== Supplied records ==
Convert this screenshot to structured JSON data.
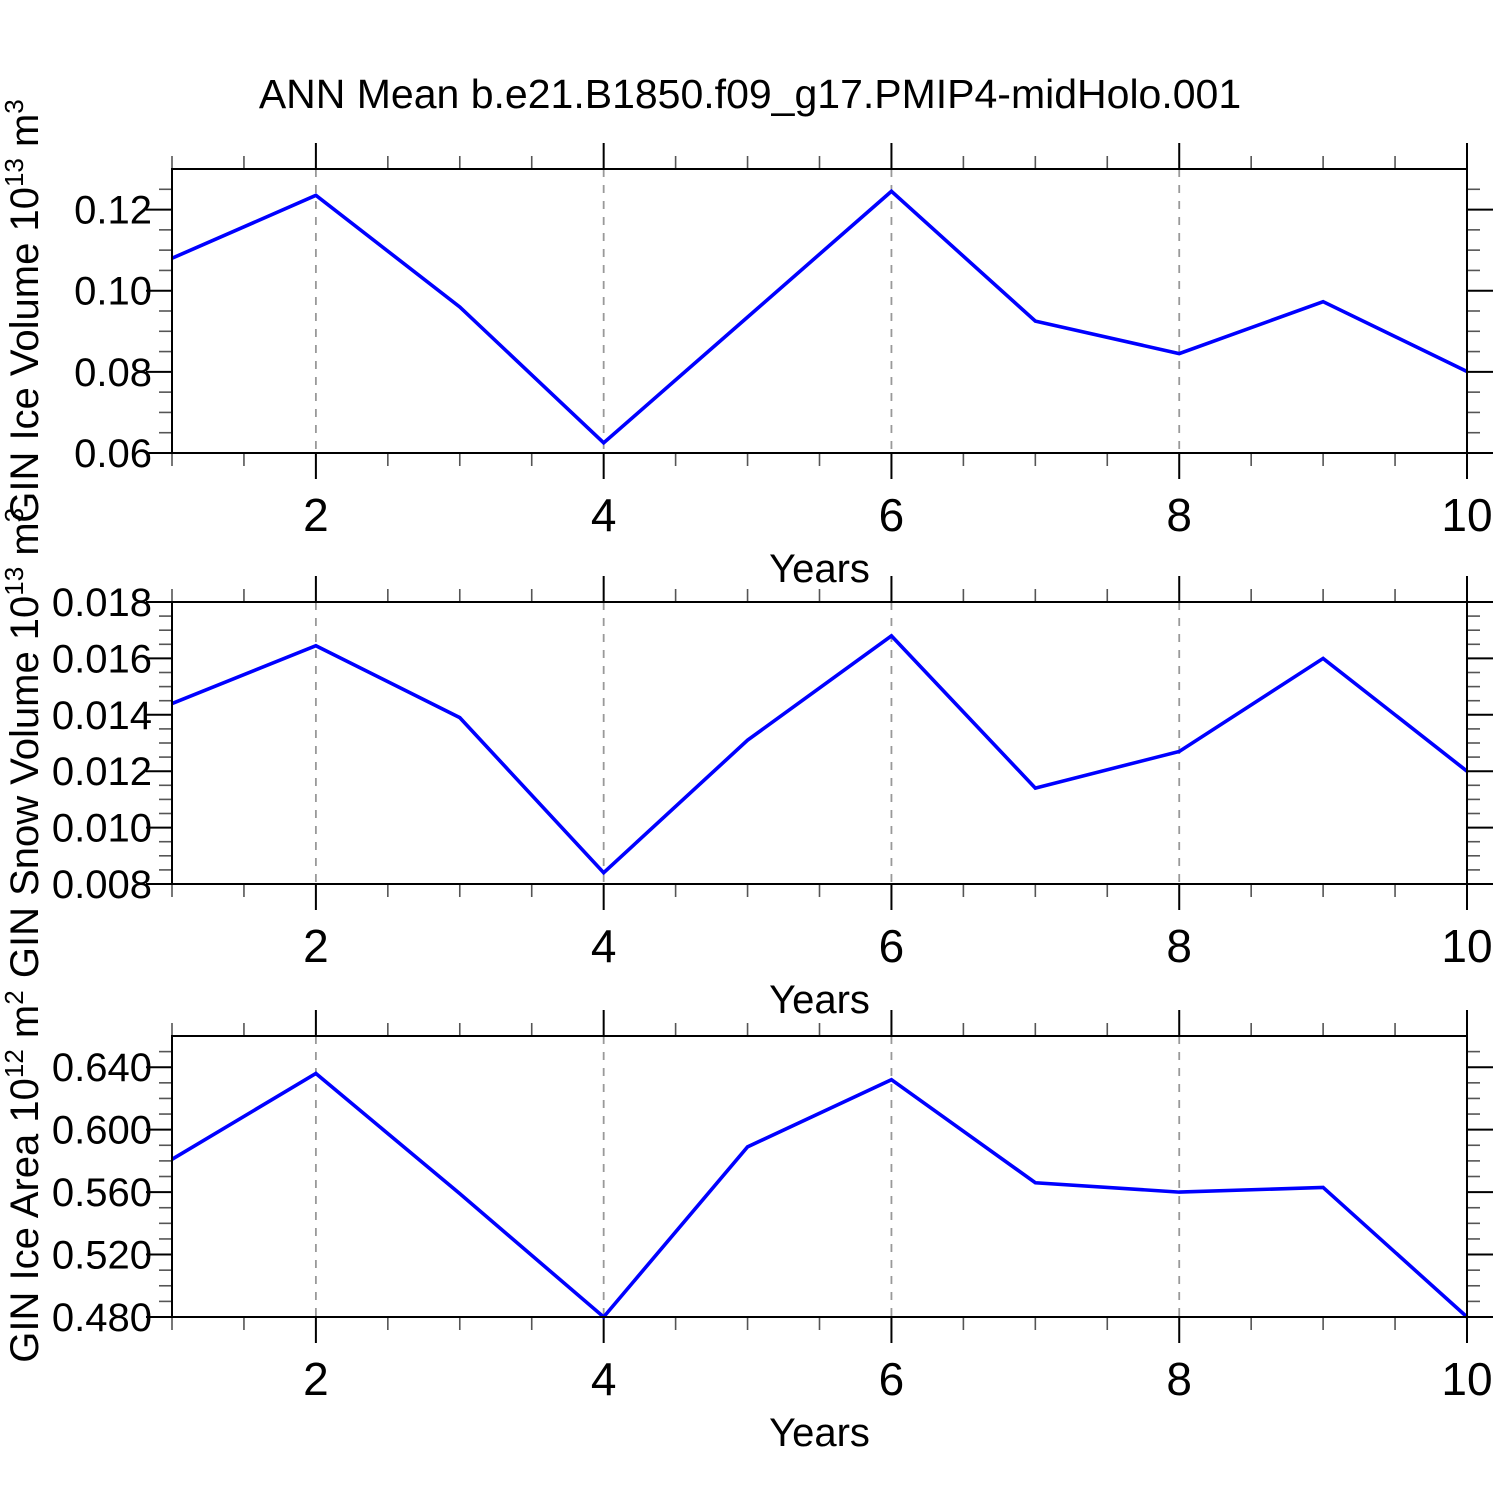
{
  "title": "ANN Mean b.e21.B1850.f09_g17.PMIP4-midHolo.001",
  "colors": {
    "line": "#0000ff",
    "grid": "#999999",
    "frame": "#000000",
    "minor_tick": "#555555"
  },
  "x_axis": {
    "label": "Years",
    "range": [
      1,
      10
    ],
    "major_ticks": [
      2,
      4,
      6,
      8,
      10
    ],
    "major_tick_labels": [
      "2",
      "4",
      "6",
      "8",
      "10"
    ],
    "minor_step": 0.5,
    "grid_lines_at": [
      2,
      4,
      6,
      8
    ]
  },
  "chart_data": [
    {
      "type": "line",
      "name": "gin-ice-volume",
      "ylabel": "GIN Ice Volume 10^13^ m^3^",
      "xlabel": "Years",
      "ylim": [
        0.06,
        0.13
      ],
      "yticks": [
        0.06,
        0.08,
        0.1,
        0.12
      ],
      "ytick_labels": [
        "0.06",
        "0.08",
        "0.10",
        "0.12"
      ],
      "y_minor_step": 0.005,
      "x": [
        1,
        2,
        3,
        4,
        5,
        6,
        7,
        8,
        9,
        10
      ],
      "values": [
        0.108,
        0.1235,
        0.096,
        0.0625,
        0.0935,
        0.1245,
        0.0925,
        0.0845,
        0.0973,
        0.0801
      ]
    },
    {
      "type": "line",
      "name": "gin-snow-volume",
      "ylabel": "GIN Snow Volume 10^13^ m^3^",
      "xlabel": "Years",
      "ylim": [
        0.008,
        0.018
      ],
      "yticks": [
        0.008,
        0.01,
        0.012,
        0.014,
        0.016,
        0.018
      ],
      "ytick_labels": [
        "0.008",
        "0.010",
        "0.012",
        "0.014",
        "0.016",
        "0.018"
      ],
      "y_minor_step": 0.0005,
      "x": [
        1,
        2,
        3,
        4,
        5,
        6,
        7,
        8,
        9,
        10
      ],
      "values": [
        0.0144,
        0.01645,
        0.0139,
        0.0084,
        0.0131,
        0.0168,
        0.0114,
        0.0127,
        0.016,
        0.012
      ]
    },
    {
      "type": "line",
      "name": "gin-ice-area",
      "ylabel": "GIN Ice Area 10^12^ m^2^",
      "xlabel": "Years",
      "ylim": [
        0.48,
        0.66
      ],
      "yticks": [
        0.48,
        0.52,
        0.56,
        0.6,
        0.64
      ],
      "ytick_labels": [
        "0.480",
        "0.520",
        "0.560",
        "0.600",
        "0.640"
      ],
      "y_minor_step": 0.01,
      "x": [
        1,
        2,
        3,
        4,
        5,
        6,
        7,
        8,
        9,
        10
      ],
      "values": [
        0.581,
        0.636,
        0.559,
        0.48,
        0.589,
        0.632,
        0.566,
        0.56,
        0.563,
        0.48
      ]
    }
  ]
}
===
> Problem
Print the complete listing exactly as it stands, without its pictures.

> Written response
Convert this screenshot to structured JSON data.
{
  "title": "ANN Mean b.e21.B1850.f09_g17.PMIP4-midHolo.001",
  "colors": {
    "line": "#0000ff",
    "grid": "#999999",
    "frame": "#000000",
    "minor_tick": "#555555"
  },
  "x_axis": {
    "label": "Years",
    "range": [
      1,
      10
    ],
    "major_ticks": [
      2,
      4,
      6,
      8,
      10
    ],
    "major_tick_labels": [
      "2",
      "4",
      "6",
      "8",
      "10"
    ],
    "minor_step": 0.5,
    "grid_lines_at": [
      2,
      4,
      6,
      8
    ]
  },
  "chart_data": [
    {
      "type": "line",
      "name": "gin-ice-volume",
      "ylabel": "GIN Ice Volume 10^13^ m^3^",
      "xlabel": "Years",
      "ylim": [
        0.06,
        0.13
      ],
      "yticks": [
        0.06,
        0.08,
        0.1,
        0.12
      ],
      "ytick_labels": [
        "0.06",
        "0.08",
        "0.10",
        "0.12"
      ],
      "y_minor_step": 0.005,
      "x": [
        1,
        2,
        3,
        4,
        5,
        6,
        7,
        8,
        9,
        10
      ],
      "values": [
        0.108,
        0.1235,
        0.096,
        0.0625,
        0.0935,
        0.1245,
        0.0925,
        0.0845,
        0.0973,
        0.0801
      ]
    },
    {
      "type": "line",
      "name": "gin-snow-volume",
      "ylabel": "GIN Snow Volume 10^13^ m^3^",
      "xlabel": "Years",
      "ylim": [
        0.008,
        0.018
      ],
      "yticks": [
        0.008,
        0.01,
        0.012,
        0.014,
        0.016,
        0.018
      ],
      "ytick_labels": [
        "0.008",
        "0.010",
        "0.012",
        "0.014",
        "0.016",
        "0.018"
      ],
      "y_minor_step": 0.0005,
      "x": [
        1,
        2,
        3,
        4,
        5,
        6,
        7,
        8,
        9,
        10
      ],
      "values": [
        0.0144,
        0.01645,
        0.0139,
        0.0084,
        0.0131,
        0.0168,
        0.0114,
        0.0127,
        0.016,
        0.012
      ]
    },
    {
      "type": "line",
      "name": "gin-ice-area",
      "ylabel": "GIN Ice Area 10^12^ m^2^",
      "xlabel": "Years",
      "ylim": [
        0.48,
        0.66
      ],
      "yticks": [
        0.48,
        0.52,
        0.56,
        0.6,
        0.64
      ],
      "ytick_labels": [
        "0.480",
        "0.520",
        "0.560",
        "0.600",
        "0.640"
      ],
      "y_minor_step": 0.01,
      "x": [
        1,
        2,
        3,
        4,
        5,
        6,
        7,
        8,
        9,
        10
      ],
      "values": [
        0.581,
        0.636,
        0.559,
        0.48,
        0.589,
        0.632,
        0.566,
        0.56,
        0.563,
        0.48
      ]
    }
  ]
}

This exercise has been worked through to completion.